(Figure contents as structured data)
----

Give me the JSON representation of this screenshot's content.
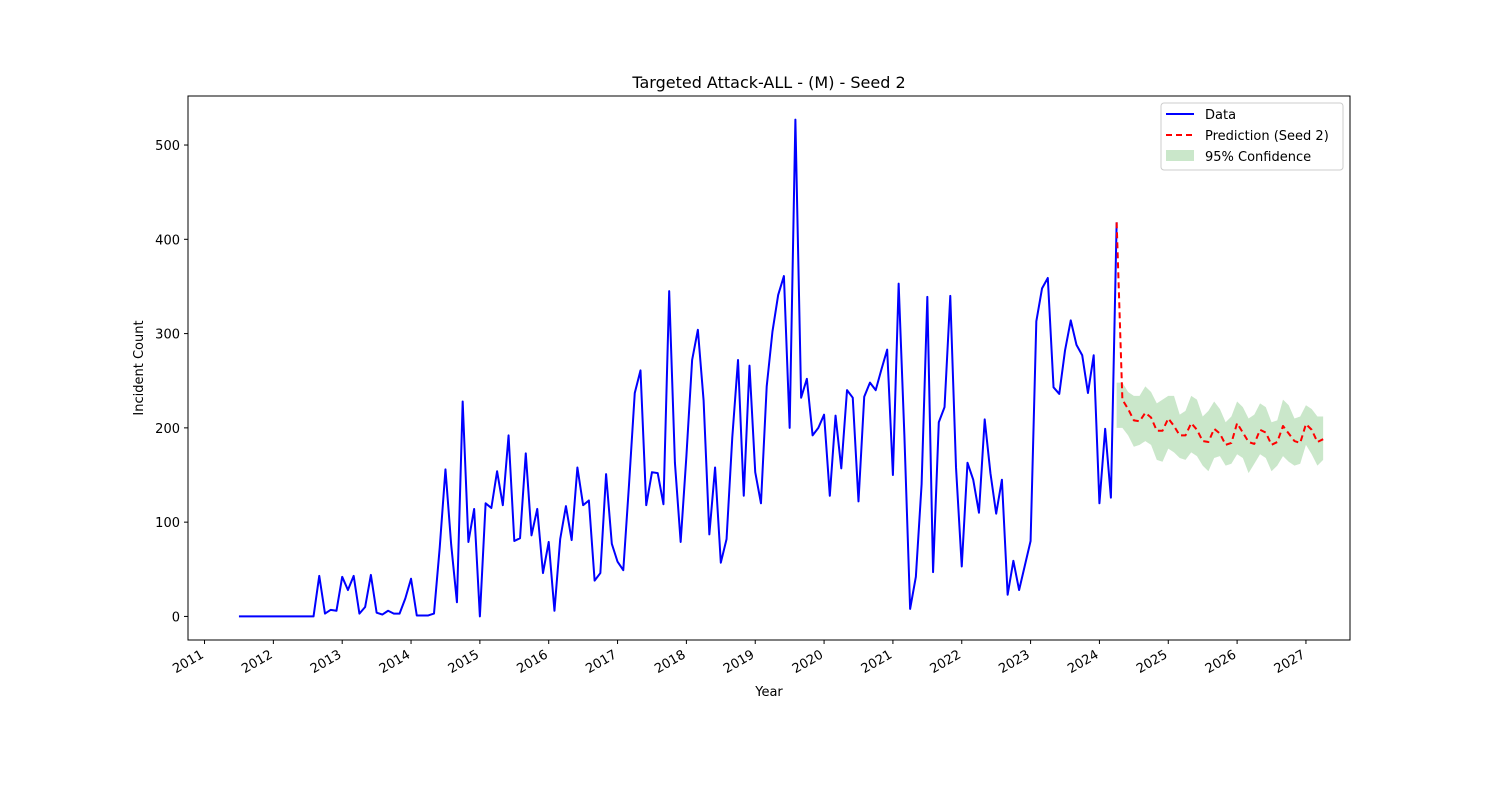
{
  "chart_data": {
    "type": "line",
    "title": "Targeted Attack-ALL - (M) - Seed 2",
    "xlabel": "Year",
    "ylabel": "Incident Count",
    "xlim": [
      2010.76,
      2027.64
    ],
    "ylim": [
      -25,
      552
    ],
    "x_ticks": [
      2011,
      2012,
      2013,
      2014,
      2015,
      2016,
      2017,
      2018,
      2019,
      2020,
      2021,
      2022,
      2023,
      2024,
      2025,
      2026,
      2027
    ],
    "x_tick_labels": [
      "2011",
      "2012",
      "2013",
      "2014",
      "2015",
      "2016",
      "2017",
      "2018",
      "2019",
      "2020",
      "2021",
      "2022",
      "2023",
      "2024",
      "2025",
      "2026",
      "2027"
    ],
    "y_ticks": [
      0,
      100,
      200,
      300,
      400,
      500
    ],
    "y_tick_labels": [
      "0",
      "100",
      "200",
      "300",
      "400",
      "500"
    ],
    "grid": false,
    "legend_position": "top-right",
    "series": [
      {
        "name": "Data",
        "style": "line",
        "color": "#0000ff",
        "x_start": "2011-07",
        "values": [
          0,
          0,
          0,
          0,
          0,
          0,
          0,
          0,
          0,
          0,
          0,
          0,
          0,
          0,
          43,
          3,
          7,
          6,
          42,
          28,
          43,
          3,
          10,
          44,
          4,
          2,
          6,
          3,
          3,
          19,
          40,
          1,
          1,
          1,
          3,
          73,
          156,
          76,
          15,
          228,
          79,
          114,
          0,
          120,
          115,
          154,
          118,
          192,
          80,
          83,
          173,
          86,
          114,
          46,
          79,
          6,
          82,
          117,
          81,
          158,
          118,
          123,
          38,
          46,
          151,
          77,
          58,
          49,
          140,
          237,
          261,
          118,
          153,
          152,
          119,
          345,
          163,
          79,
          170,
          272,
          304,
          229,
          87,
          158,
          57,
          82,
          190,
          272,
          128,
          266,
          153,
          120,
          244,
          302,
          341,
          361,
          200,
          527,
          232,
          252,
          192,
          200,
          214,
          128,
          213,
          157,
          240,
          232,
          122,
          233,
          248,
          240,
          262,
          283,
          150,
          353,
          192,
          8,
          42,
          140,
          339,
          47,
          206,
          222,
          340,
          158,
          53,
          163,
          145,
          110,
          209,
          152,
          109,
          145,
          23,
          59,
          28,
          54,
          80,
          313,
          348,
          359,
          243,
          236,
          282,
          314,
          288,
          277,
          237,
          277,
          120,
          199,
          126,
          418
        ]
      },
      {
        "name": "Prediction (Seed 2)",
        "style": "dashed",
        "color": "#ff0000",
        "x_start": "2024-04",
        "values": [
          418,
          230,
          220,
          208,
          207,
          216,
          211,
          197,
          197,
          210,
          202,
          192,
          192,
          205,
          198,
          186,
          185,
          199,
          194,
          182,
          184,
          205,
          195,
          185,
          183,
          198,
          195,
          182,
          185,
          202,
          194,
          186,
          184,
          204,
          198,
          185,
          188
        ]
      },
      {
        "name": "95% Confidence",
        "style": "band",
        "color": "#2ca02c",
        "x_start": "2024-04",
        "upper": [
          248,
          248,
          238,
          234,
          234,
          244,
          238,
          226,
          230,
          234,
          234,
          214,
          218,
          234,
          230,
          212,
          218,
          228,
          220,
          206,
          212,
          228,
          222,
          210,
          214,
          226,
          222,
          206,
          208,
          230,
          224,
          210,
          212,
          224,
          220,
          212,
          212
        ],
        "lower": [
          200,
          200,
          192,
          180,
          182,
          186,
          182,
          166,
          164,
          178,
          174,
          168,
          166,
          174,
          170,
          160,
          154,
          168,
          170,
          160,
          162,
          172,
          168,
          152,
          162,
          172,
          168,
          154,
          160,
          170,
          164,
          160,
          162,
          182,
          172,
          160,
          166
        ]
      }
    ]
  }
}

----

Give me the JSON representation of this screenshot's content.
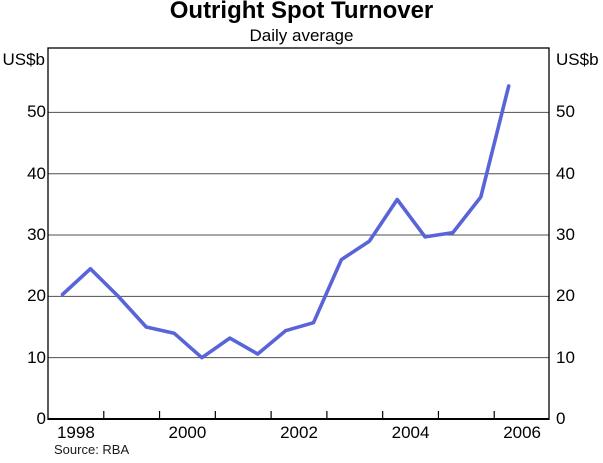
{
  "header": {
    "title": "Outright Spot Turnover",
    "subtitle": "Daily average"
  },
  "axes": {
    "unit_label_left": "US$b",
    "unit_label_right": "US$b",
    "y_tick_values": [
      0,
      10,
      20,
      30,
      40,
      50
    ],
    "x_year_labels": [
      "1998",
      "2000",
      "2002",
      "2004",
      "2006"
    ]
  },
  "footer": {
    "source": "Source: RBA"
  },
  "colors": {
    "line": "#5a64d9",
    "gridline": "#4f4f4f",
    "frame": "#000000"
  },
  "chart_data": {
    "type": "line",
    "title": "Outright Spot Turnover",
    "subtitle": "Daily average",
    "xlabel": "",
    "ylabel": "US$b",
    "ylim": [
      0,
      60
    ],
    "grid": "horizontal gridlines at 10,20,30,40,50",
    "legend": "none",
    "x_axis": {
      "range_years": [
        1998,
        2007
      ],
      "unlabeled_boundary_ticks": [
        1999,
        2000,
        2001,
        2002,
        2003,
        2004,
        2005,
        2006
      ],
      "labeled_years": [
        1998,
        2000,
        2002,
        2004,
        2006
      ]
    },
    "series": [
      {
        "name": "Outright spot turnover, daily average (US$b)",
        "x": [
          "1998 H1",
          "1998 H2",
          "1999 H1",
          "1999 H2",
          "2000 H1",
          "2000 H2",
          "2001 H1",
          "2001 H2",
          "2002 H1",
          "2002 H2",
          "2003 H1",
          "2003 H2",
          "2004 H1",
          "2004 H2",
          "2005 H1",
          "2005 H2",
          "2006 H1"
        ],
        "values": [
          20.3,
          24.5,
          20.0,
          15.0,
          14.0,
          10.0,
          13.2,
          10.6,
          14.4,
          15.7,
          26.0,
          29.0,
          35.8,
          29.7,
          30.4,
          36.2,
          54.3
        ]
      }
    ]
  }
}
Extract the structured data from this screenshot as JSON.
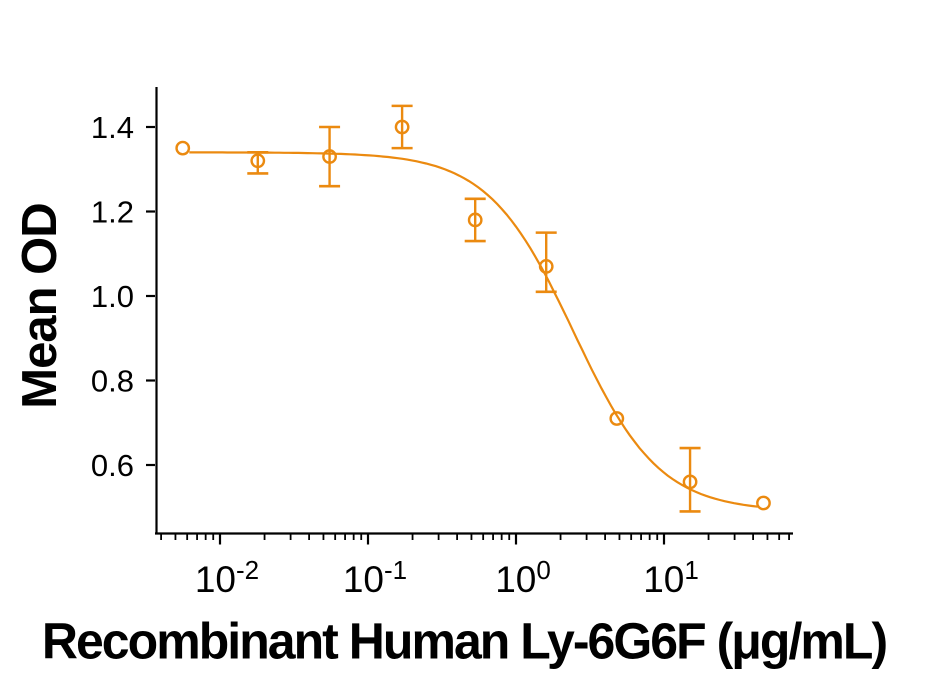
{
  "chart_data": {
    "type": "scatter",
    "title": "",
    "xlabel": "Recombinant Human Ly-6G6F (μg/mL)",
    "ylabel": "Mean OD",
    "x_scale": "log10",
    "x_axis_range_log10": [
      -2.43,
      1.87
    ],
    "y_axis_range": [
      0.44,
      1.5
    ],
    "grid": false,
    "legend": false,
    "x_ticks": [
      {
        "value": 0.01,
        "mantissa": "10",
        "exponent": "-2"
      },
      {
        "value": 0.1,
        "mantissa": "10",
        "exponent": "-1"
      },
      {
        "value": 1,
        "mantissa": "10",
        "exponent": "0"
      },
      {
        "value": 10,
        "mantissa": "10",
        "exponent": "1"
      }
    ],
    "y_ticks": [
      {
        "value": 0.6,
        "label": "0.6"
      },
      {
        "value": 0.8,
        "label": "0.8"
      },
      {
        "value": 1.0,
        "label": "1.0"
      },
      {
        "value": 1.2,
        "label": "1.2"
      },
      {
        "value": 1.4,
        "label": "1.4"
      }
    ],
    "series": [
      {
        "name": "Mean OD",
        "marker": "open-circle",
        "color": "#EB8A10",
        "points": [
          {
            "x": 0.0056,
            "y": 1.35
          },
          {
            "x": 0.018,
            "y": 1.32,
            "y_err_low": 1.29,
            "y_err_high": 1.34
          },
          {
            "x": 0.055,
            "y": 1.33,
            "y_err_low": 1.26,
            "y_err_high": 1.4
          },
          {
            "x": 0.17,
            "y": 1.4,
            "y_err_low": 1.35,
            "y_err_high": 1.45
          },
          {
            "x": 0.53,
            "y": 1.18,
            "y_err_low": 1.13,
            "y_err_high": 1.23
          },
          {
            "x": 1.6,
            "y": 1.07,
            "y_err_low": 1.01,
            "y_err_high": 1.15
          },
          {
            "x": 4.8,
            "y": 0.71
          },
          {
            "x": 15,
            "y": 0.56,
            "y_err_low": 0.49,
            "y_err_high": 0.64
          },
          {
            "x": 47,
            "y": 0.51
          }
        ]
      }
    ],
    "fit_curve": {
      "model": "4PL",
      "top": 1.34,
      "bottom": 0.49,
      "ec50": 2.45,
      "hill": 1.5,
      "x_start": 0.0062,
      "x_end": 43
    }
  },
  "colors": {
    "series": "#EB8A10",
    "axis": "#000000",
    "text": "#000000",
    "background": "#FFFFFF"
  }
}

----

» What you have to do: The answer should be a single number: the count of lines in the data that include the string "subtitle".

» Exercise answer: 2